[Extracted data entries]
(begin)

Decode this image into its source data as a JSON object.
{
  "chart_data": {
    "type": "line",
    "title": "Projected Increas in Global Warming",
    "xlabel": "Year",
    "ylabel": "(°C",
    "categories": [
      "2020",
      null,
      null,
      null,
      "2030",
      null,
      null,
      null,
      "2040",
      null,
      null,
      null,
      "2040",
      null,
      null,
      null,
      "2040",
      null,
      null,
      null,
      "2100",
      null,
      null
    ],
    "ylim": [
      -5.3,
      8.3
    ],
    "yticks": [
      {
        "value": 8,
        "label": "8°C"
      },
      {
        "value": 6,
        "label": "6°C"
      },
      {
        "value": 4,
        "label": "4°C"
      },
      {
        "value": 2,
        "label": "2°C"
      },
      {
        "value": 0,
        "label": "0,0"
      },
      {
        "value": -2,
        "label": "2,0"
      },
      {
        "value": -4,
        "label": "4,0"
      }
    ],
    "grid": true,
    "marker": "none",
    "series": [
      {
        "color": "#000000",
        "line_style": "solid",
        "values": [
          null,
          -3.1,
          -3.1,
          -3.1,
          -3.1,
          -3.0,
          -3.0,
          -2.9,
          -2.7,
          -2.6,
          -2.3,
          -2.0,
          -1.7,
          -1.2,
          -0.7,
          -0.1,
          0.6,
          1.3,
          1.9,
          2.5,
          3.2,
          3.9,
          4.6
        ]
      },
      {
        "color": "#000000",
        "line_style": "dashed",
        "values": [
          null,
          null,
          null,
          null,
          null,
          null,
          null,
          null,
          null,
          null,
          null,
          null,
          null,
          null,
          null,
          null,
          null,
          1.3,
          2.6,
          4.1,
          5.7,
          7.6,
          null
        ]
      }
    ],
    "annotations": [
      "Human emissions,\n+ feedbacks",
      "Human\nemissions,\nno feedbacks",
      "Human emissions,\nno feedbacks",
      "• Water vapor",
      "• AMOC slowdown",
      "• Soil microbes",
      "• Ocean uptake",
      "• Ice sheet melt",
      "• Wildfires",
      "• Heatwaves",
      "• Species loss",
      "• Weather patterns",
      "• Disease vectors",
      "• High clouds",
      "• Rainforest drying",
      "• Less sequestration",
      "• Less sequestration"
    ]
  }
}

(end)

Problem. Write down every line of the data exactly as it appears above.

The solution.
Decode this image into its source data as a JSON object.
{
  "chart_data": {
    "type": "line",
    "title": "Projected Increas in Global Warming",
    "xlabel": "Year",
    "ylabel": "(°C",
    "categories": [
      "2020",
      null,
      null,
      null,
      "2030",
      null,
      null,
      null,
      "2040",
      null,
      null,
      null,
      "2040",
      null,
      null,
      null,
      "2040",
      null,
      null,
      null,
      "2100",
      null,
      null
    ],
    "ylim": [
      -5.3,
      8.3
    ],
    "yticks": [
      {
        "value": 8,
        "label": "8°C"
      },
      {
        "value": 6,
        "label": "6°C"
      },
      {
        "value": 4,
        "label": "4°C"
      },
      {
        "value": 2,
        "label": "2°C"
      },
      {
        "value": 0,
        "label": "0,0"
      },
      {
        "value": -2,
        "label": "2,0"
      },
      {
        "value": -4,
        "label": "4,0"
      }
    ],
    "grid": true,
    "marker": "none",
    "series": [
      {
        "color": "#000000",
        "line_style": "solid",
        "values": [
          null,
          -3.1,
          -3.1,
          -3.1,
          -3.1,
          -3.0,
          -3.0,
          -2.9,
          -2.7,
          -2.6,
          -2.3,
          -2.0,
          -1.7,
          -1.2,
          -0.7,
          -0.1,
          0.6,
          1.3,
          1.9,
          2.5,
          3.2,
          3.9,
          4.6
        ]
      },
      {
        "color": "#000000",
        "line_style": "dashed",
        "values": [
          null,
          null,
          null,
          null,
          null,
          null,
          null,
          null,
          null,
          null,
          null,
          null,
          null,
          null,
          null,
          null,
          null,
          1.3,
          2.6,
          4.1,
          5.7,
          7.6,
          null
        ]
      }
    ],
    "annotations": [
      "Human emissions,\n+ feedbacks",
      "Human\nemissions,\nno feedbacks",
      "Human emissions,\nno feedbacks",
      "• Water vapor",
      "• AMOC slowdown",
      "• Soil microbes",
      "• Ocean uptake",
      "• Ice sheet melt",
      "• Wildfires",
      "• Heatwaves",
      "• Species loss",
      "• Weather patterns",
      "• Disease vectors",
      "• High clouds",
      "• Rainforest drying",
      "• Less sequestration",
      "• Less sequestration"
    ]
  }
}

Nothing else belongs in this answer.